- Instruction -
In the article on logging Queensland's State Forests, where did the Japanese buyer turn its attention after the Wet Tropics woodchip plan was dropped?

- Document excerpt -
================

High ecological value State Forests to be logged in Queensland

Friends of the Earth, Kuranda

Chain Reaction #120, March 2013, www.foe.org.au/chain-reaction/editions/120

The Newman Government has recently announced its intention to log some State forests, including Kuranda State Forest which borders the World Heritage Area. These types of 'ecotone' forests are rich in wildlife and some of the most endangered fauna is dependent on these forest types. It had been the government's policy to merge state forests bordering the World Heritage Area into the World Heritage Area. Logging them before their inclusion is an act of ecological desecration.

The very existence of Queensland's Wet Tropics once hung by a very slender thread. In the 1960s, Australia's very first export woodchip industry was proposed for the Wet Tropics of Far North Queensland (FNQ). The idea was abandoned only after evaluation of the total resource indicated it was inadequate to "service" a woodchip mill for the requisite period. Soon after, the Japanese buyer shifted its attention to Eden in southern NSW.

================

[Source records]

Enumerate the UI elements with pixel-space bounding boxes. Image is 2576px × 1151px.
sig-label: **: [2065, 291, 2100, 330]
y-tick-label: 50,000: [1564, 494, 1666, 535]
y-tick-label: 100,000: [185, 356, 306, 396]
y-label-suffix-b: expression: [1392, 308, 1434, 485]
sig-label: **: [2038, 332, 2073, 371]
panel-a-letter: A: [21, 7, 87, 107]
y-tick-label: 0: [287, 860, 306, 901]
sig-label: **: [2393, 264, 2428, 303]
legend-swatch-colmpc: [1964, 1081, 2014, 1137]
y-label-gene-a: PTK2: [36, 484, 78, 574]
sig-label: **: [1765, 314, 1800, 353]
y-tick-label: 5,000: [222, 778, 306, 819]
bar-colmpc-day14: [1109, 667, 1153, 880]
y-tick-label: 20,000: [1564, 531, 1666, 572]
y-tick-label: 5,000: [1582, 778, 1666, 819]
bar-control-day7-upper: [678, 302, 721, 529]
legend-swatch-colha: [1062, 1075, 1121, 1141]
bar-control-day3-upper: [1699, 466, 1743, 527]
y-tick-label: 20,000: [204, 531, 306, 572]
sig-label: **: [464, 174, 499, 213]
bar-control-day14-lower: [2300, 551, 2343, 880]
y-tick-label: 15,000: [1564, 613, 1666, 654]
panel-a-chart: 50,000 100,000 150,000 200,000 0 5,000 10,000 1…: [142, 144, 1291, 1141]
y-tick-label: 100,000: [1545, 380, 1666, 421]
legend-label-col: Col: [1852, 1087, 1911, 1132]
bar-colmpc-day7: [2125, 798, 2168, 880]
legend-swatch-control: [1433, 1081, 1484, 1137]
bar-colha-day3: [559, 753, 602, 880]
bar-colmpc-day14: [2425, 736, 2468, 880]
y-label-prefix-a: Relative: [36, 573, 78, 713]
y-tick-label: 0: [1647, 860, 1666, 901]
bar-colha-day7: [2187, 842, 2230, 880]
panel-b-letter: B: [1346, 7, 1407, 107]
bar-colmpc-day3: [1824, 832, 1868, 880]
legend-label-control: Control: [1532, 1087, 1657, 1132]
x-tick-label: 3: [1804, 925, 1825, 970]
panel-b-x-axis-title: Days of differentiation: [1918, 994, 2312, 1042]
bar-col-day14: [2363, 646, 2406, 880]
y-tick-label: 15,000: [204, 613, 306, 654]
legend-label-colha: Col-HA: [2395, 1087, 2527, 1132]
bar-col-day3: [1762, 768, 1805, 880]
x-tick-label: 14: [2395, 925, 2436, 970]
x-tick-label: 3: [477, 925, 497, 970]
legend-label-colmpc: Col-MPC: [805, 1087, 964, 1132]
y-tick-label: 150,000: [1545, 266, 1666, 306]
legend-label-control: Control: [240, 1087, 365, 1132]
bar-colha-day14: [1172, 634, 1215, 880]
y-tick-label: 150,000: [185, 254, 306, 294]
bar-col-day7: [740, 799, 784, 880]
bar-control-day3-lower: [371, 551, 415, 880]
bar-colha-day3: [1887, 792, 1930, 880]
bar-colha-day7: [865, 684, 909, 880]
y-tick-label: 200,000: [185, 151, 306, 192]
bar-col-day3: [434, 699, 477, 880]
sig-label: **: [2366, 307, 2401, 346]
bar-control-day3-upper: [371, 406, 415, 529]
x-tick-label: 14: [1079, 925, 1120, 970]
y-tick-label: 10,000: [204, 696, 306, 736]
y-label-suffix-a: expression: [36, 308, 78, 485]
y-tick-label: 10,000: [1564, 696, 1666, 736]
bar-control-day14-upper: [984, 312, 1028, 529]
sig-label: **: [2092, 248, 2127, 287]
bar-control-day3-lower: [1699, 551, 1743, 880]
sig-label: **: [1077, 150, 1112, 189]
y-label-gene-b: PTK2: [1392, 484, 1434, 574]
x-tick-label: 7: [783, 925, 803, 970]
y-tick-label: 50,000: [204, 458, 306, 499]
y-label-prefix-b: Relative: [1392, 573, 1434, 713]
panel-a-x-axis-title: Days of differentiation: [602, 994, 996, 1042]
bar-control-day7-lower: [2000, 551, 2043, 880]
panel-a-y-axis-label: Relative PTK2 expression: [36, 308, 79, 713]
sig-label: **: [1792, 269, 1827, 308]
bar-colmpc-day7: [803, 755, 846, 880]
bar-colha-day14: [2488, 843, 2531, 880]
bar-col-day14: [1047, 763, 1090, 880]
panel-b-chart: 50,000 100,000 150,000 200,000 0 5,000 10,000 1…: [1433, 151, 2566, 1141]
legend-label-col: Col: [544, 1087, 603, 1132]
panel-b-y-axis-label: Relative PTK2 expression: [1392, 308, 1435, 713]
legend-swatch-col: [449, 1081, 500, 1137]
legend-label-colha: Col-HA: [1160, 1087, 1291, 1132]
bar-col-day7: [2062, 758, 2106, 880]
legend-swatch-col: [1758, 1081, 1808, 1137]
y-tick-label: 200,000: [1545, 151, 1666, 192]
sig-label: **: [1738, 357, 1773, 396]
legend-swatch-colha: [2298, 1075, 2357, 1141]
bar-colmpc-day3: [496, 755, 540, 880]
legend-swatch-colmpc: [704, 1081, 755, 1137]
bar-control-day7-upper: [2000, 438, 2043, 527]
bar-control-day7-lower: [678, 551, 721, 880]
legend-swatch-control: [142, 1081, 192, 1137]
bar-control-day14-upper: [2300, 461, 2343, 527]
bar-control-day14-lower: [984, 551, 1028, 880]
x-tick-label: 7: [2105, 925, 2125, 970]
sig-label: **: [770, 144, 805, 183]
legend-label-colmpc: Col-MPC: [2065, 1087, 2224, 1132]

================

- Answer to the problem -
Eden in southern NSW.